**What this task involves:** Print the listing that follows, character for character.

[START OF Data entries]

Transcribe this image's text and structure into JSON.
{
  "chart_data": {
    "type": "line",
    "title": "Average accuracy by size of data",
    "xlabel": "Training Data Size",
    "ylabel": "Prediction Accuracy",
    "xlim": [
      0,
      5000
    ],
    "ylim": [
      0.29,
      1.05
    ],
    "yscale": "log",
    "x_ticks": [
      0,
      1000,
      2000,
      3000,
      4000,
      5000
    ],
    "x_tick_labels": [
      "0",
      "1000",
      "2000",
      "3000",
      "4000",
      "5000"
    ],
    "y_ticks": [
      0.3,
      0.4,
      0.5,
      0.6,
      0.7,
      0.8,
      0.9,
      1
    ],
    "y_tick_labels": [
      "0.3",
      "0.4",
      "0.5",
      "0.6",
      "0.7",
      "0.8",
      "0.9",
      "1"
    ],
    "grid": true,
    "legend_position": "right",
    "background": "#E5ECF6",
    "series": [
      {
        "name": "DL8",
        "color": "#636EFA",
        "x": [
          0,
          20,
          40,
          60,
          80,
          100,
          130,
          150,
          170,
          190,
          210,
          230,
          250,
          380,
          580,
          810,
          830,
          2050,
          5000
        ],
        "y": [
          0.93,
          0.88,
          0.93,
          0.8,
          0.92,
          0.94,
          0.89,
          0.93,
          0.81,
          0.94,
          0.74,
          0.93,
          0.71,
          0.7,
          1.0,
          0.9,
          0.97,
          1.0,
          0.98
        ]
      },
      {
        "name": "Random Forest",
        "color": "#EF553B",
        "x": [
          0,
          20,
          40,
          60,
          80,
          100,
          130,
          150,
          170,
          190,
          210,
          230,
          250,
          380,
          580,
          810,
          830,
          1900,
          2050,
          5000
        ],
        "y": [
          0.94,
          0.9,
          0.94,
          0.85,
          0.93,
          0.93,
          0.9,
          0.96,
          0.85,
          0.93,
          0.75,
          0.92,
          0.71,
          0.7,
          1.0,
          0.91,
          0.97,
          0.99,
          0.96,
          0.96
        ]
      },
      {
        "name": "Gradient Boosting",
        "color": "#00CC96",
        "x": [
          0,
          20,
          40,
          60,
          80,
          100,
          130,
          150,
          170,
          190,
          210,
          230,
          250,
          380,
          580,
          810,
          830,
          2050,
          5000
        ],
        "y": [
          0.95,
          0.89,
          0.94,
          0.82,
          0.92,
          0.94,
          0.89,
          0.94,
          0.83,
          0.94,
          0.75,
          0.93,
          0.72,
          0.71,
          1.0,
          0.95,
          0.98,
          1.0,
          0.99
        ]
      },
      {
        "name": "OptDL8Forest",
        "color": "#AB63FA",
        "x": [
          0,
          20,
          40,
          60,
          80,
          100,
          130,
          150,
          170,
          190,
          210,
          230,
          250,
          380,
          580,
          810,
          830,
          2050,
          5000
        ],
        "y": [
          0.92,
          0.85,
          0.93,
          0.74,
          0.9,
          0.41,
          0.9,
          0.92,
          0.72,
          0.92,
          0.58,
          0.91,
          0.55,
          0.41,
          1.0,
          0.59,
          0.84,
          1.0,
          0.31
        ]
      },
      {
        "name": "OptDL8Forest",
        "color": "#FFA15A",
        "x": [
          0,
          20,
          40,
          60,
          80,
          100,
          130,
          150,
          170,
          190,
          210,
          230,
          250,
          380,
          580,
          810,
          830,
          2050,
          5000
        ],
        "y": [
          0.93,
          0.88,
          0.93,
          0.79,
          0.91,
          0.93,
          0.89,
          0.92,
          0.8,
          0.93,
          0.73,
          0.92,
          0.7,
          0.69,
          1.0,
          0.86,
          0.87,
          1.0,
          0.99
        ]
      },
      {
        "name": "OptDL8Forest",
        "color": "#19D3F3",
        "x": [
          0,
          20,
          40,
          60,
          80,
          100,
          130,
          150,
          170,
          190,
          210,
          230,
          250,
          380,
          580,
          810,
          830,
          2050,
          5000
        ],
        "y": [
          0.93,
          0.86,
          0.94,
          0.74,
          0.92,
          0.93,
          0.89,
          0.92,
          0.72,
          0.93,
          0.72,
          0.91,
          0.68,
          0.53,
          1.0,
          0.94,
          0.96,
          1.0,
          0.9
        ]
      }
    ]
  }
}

[END OF Data entries]

**Answer for this exercise:**
Transcribe this image's text and structure into JSON.
{
  "chart_data": {
    "type": "line",
    "title": "Average accuracy by size of data",
    "xlabel": "Training Data Size",
    "ylabel": "Prediction Accuracy",
    "xlim": [
      0,
      5000
    ],
    "ylim": [
      0.29,
      1.05
    ],
    "yscale": "log",
    "x_ticks": [
      0,
      1000,
      2000,
      3000,
      4000,
      5000
    ],
    "x_tick_labels": [
      "0",
      "1000",
      "2000",
      "3000",
      "4000",
      "5000"
    ],
    "y_ticks": [
      0.3,
      0.4,
      0.5,
      0.6,
      0.7,
      0.8,
      0.9,
      1
    ],
    "y_tick_labels": [
      "0.3",
      "0.4",
      "0.5",
      "0.6",
      "0.7",
      "0.8",
      "0.9",
      "1"
    ],
    "grid": true,
    "legend_position": "right",
    "background": "#E5ECF6",
    "series": [
      {
        "name": "DL8",
        "color": "#636EFA",
        "x": [
          0,
          20,
          40,
          60,
          80,
          100,
          130,
          150,
          170,
          190,
          210,
          230,
          250,
          380,
          580,
          810,
          830,
          2050,
          5000
        ],
        "y": [
          0.93,
          0.88,
          0.93,
          0.8,
          0.92,
          0.94,
          0.89,
          0.93,
          0.81,
          0.94,
          0.74,
          0.93,
          0.71,
          0.7,
          1.0,
          0.9,
          0.97,
          1.0,
          0.98
        ]
      },
      {
        "name": "Random Forest",
        "color": "#EF553B",
        "x": [
          0,
          20,
          40,
          60,
          80,
          100,
          130,
          150,
          170,
          190,
          210,
          230,
          250,
          380,
          580,
          810,
          830,
          1900,
          2050,
          5000
        ],
        "y": [
          0.94,
          0.9,
          0.94,
          0.85,
          0.93,
          0.93,
          0.9,
          0.96,
          0.85,
          0.93,
          0.75,
          0.92,
          0.71,
          0.7,
          1.0,
          0.91,
          0.97,
          0.99,
          0.96,
          0.96
        ]
      },
      {
        "name": "Gradient Boosting",
        "color": "#00CC96",
        "x": [
          0,
          20,
          40,
          60,
          80,
          100,
          130,
          150,
          170,
          190,
          210,
          230,
          250,
          380,
          580,
          810,
          830,
          2050,
          5000
        ],
        "y": [
          0.95,
          0.89,
          0.94,
          0.82,
          0.92,
          0.94,
          0.89,
          0.94,
          0.83,
          0.94,
          0.75,
          0.93,
          0.72,
          0.71,
          1.0,
          0.95,
          0.98,
          1.0,
          0.99
        ]
      },
      {
        "name": "OptDL8Forest",
        "color": "#AB63FA",
        "x": [
          0,
          20,
          40,
          60,
          80,
          100,
          130,
          150,
          170,
          190,
          210,
          230,
          250,
          380,
          580,
          810,
          830,
          2050,
          5000
        ],
        "y": [
          0.92,
          0.85,
          0.93,
          0.74,
          0.9,
          0.41,
          0.9,
          0.92,
          0.72,
          0.92,
          0.58,
          0.91,
          0.55,
          0.41,
          1.0,
          0.59,
          0.84,
          1.0,
          0.31
        ]
      },
      {
        "name": "OptDL8Forest",
        "color": "#FFA15A",
        "x": [
          0,
          20,
          40,
          60,
          80,
          100,
          130,
          150,
          170,
          190,
          210,
          230,
          250,
          380,
          580,
          810,
          830,
          2050,
          5000
        ],
        "y": [
          0.93,
          0.88,
          0.93,
          0.79,
          0.91,
          0.93,
          0.89,
          0.92,
          0.8,
          0.93,
          0.73,
          0.92,
          0.7,
          0.69,
          1.0,
          0.86,
          0.87,
          1.0,
          0.99
        ]
      },
      {
        "name": "OptDL8Forest",
        "color": "#19D3F3",
        "x": [
          0,
          20,
          40,
          60,
          80,
          100,
          130,
          150,
          170,
          190,
          210,
          230,
          250,
          380,
          580,
          810,
          830,
          2050,
          5000
        ],
        "y": [
          0.93,
          0.86,
          0.94,
          0.74,
          0.92,
          0.93,
          0.89,
          0.92,
          0.72,
          0.93,
          0.72,
          0.91,
          0.68,
          0.53,
          1.0,
          0.94,
          0.96,
          1.0,
          0.9
        ]
      }
    ]
  }
}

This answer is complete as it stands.